§ **Short exercise**:
Wherever the string "kommun" appears, copy the whole line.

● ● ● ● ● ● ●

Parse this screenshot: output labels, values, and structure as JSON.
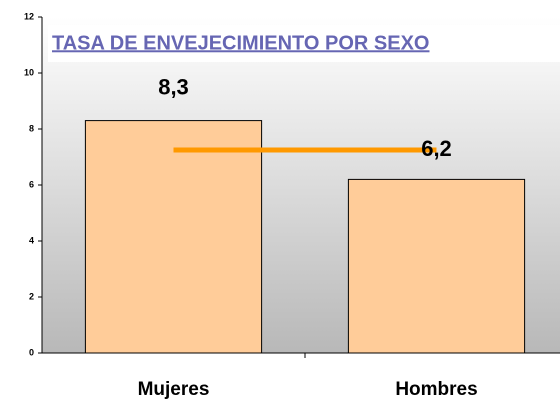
{
  "chart_data": {
    "type": "bar",
    "title": "TASA DE ENVEJECIMIENTO POR SEXO",
    "categories": [
      "Mujeres",
      "Hombres"
    ],
    "values": [
      8.3,
      6.2
    ],
    "value_labels": [
      "8,3",
      "6,2"
    ],
    "color": "#ffcc99",
    "series": [
      {
        "color": "#ff9900",
        "values": [
          7.25,
          7.25
        ]
      }
    ],
    "ylim": [
      0,
      12
    ],
    "yticks": [
      0,
      2,
      4,
      6,
      8,
      10,
      12
    ]
  }
}
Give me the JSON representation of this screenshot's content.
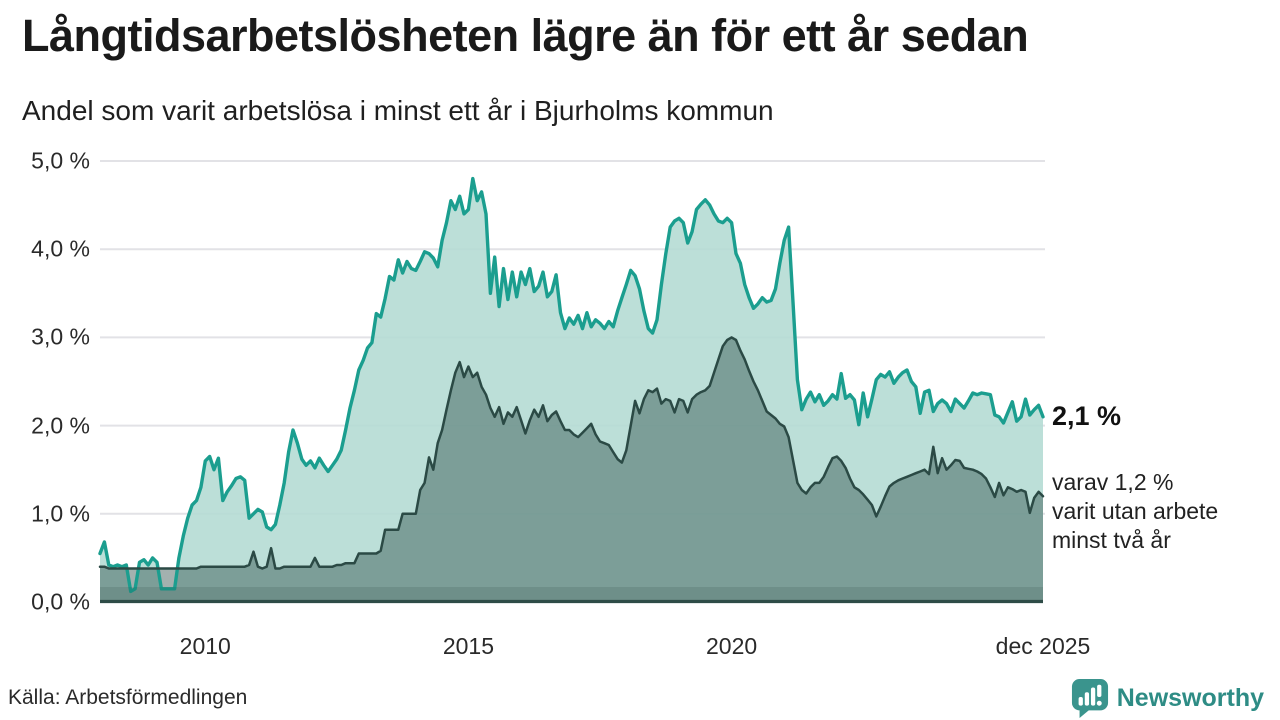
{
  "title": "Långtidsarbetslösheten lägre än för ett år sedan",
  "subtitle": "Andel som varit arbetslösa i minst ett år i Bjurholms kommun",
  "source": "Källa: Arbetsförmedlingen",
  "logo": {
    "text": "Newsworthy",
    "icon": "bar-chart-speech-bubble",
    "color": "#3a948d"
  },
  "annotations": {
    "primary_value": "2,1 %",
    "secondary_lines": [
      "varav 1,2 %",
      "varit utan arbete",
      "minst två år"
    ]
  },
  "chart_data": {
    "type": "area",
    "title": "Andel som varit arbetslösa i minst ett år i Bjurholms kommun",
    "x_unit": "month",
    "x_start": "2008-01",
    "x_end": "2025-12",
    "ylim": [
      0,
      5
    ],
    "grid": true,
    "yticks": [
      {
        "value": 0,
        "label": "0,0 %"
      },
      {
        "value": 1,
        "label": "1,0 %"
      },
      {
        "value": 2,
        "label": "2,0 %"
      },
      {
        "value": 3,
        "label": "3,0 %"
      },
      {
        "value": 4,
        "label": "4,0 %"
      },
      {
        "value": 5,
        "label": "5,0 %"
      }
    ],
    "xticks": [
      {
        "label": "2010",
        "month_index": 24
      },
      {
        "label": "2015",
        "month_index": 84
      },
      {
        "label": "2020",
        "month_index": 144
      },
      {
        "label": "dec 2025",
        "month_index": 215
      }
    ],
    "colors": {
      "grid": "#e2e2e6",
      "axis": "#2e4c47",
      "band": "rgba(36,68,64,0.16)"
    },
    "series": [
      {
        "name": "Arbetslösa minst ett år",
        "current_value": 2.1,
        "stroke": "#1b9e8f",
        "stroke_width": 3.4,
        "fill": "#b5dbd4",
        "fill_opacity": 0.9,
        "values": [
          0.55,
          0.68,
          0.42,
          0.4,
          0.42,
          0.4,
          0.42,
          0.12,
          0.15,
          0.45,
          0.48,
          0.42,
          0.5,
          0.45,
          0.15,
          0.15,
          0.15,
          0.15,
          0.5,
          0.75,
          0.95,
          1.1,
          1.15,
          1.3,
          1.6,
          1.65,
          1.5,
          1.63,
          1.15,
          1.25,
          1.32,
          1.4,
          1.42,
          1.38,
          0.95,
          1.0,
          1.05,
          1.02,
          0.85,
          0.82,
          0.88,
          1.1,
          1.35,
          1.7,
          1.95,
          1.8,
          1.62,
          1.55,
          1.6,
          1.52,
          1.63,
          1.55,
          1.48,
          1.55,
          1.62,
          1.72,
          1.95,
          2.2,
          2.4,
          2.63,
          2.74,
          2.88,
          2.94,
          3.27,
          3.23,
          3.44,
          3.69,
          3.65,
          3.88,
          3.73,
          3.86,
          3.78,
          3.76,
          3.86,
          3.97,
          3.95,
          3.9,
          3.8,
          4.1,
          4.3,
          4.55,
          4.45,
          4.6,
          4.4,
          4.45,
          4.8,
          4.55,
          4.65,
          4.4,
          3.5,
          3.91,
          3.35,
          3.78,
          3.43,
          3.74,
          3.46,
          3.74,
          3.6,
          3.78,
          3.52,
          3.58,
          3.74,
          3.46,
          3.52,
          3.71,
          3.28,
          3.1,
          3.22,
          3.15,
          3.25,
          3.1,
          3.28,
          3.12,
          3.2,
          3.16,
          3.1,
          3.18,
          3.12,
          3.3,
          3.45,
          3.6,
          3.76,
          3.7,
          3.55,
          3.3,
          3.1,
          3.05,
          3.2,
          3.6,
          3.95,
          4.25,
          4.32,
          4.35,
          4.3,
          4.07,
          4.2,
          4.45,
          4.51,
          4.56,
          4.5,
          4.4,
          4.32,
          4.3,
          4.35,
          4.3,
          3.95,
          3.84,
          3.6,
          3.45,
          3.33,
          3.38,
          3.45,
          3.4,
          3.42,
          3.55,
          3.84,
          4.1,
          4.25,
          3.4,
          2.52,
          2.18,
          2.3,
          2.38,
          2.27,
          2.35,
          2.23,
          2.28,
          2.35,
          2.3,
          2.59,
          2.31,
          2.35,
          2.29,
          2.01,
          2.37,
          2.1,
          2.3,
          2.52,
          2.58,
          2.55,
          2.61,
          2.48,
          2.55,
          2.6,
          2.63,
          2.5,
          2.44,
          2.14,
          2.38,
          2.4,
          2.16,
          2.25,
          2.29,
          2.25,
          2.16,
          2.3,
          2.25,
          2.2,
          2.28,
          2.37,
          2.35,
          2.37,
          2.36,
          2.35,
          2.12,
          2.1,
          2.03,
          2.15,
          2.27,
          2.05,
          2.1,
          2.3,
          2.12,
          2.18,
          2.23,
          2.1
        ]
      },
      {
        "name": "Arbetslösa minst två år",
        "current_value": 1.2,
        "stroke": "#2b4a45",
        "stroke_width": 2.5,
        "fill": "rgba(36,68,64,0.42)",
        "fill_opacity": 1,
        "values": [
          0.4,
          0.4,
          0.38,
          0.38,
          0.38,
          0.38,
          0.38,
          0.38,
          0.38,
          0.38,
          0.38,
          0.38,
          0.38,
          0.38,
          0.38,
          0.38,
          0.38,
          0.38,
          0.38,
          0.38,
          0.38,
          0.38,
          0.38,
          0.4,
          0.4,
          0.4,
          0.4,
          0.4,
          0.4,
          0.4,
          0.4,
          0.4,
          0.4,
          0.4,
          0.42,
          0.57,
          0.4,
          0.38,
          0.4,
          0.61,
          0.38,
          0.38,
          0.4,
          0.4,
          0.4,
          0.4,
          0.4,
          0.4,
          0.4,
          0.5,
          0.4,
          0.4,
          0.4,
          0.4,
          0.42,
          0.42,
          0.44,
          0.44,
          0.44,
          0.55,
          0.55,
          0.55,
          0.55,
          0.55,
          0.58,
          0.82,
          0.82,
          0.82,
          0.82,
          1.0,
          1.0,
          1.0,
          1.0,
          1.27,
          1.35,
          1.64,
          1.5,
          1.8,
          1.95,
          2.18,
          2.4,
          2.6,
          2.72,
          2.55,
          2.67,
          2.55,
          2.6,
          2.44,
          2.35,
          2.2,
          2.1,
          2.21,
          2.02,
          2.15,
          2.1,
          2.21,
          2.06,
          1.91,
          2.06,
          2.18,
          2.1,
          2.23,
          2.05,
          2.12,
          2.16,
          2.05,
          1.95,
          1.95,
          1.9,
          1.87,
          1.92,
          1.97,
          2.02,
          1.9,
          1.82,
          1.8,
          1.78,
          1.7,
          1.62,
          1.58,
          1.72,
          2.0,
          2.28,
          2.14,
          2.3,
          2.4,
          2.38,
          2.42,
          2.25,
          2.3,
          2.28,
          2.15,
          2.3,
          2.28,
          2.15,
          2.3,
          2.35,
          2.38,
          2.4,
          2.45,
          2.6,
          2.75,
          2.9,
          2.97,
          3.0,
          2.97,
          2.85,
          2.75,
          2.62,
          2.5,
          2.4,
          2.28,
          2.16,
          2.12,
          2.08,
          2.02,
          1.99,
          1.87,
          1.61,
          1.35,
          1.27,
          1.23,
          1.3,
          1.35,
          1.35,
          1.42,
          1.53,
          1.63,
          1.65,
          1.6,
          1.52,
          1.4,
          1.3,
          1.27,
          1.22,
          1.16,
          1.1,
          0.97,
          1.08,
          1.2,
          1.31,
          1.35,
          1.38,
          1.4,
          1.42,
          1.44,
          1.46,
          1.48,
          1.5,
          1.45,
          1.76,
          1.46,
          1.63,
          1.5,
          1.55,
          1.61,
          1.6,
          1.52,
          1.51,
          1.5,
          1.48,
          1.45,
          1.4,
          1.3,
          1.19,
          1.35,
          1.21,
          1.3,
          1.28,
          1.25,
          1.27,
          1.25,
          1.01,
          1.18,
          1.25,
          1.2
        ]
      }
    ]
  }
}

● ● ● ● ● ● ●

§ **Response below**:
  "subtitle": "Andel som varit arbetslösa i minst ett år i Bjurholms kommun",
    "title": "Andel som varit arbetslösa i minst ett år i Bjurholms kommun",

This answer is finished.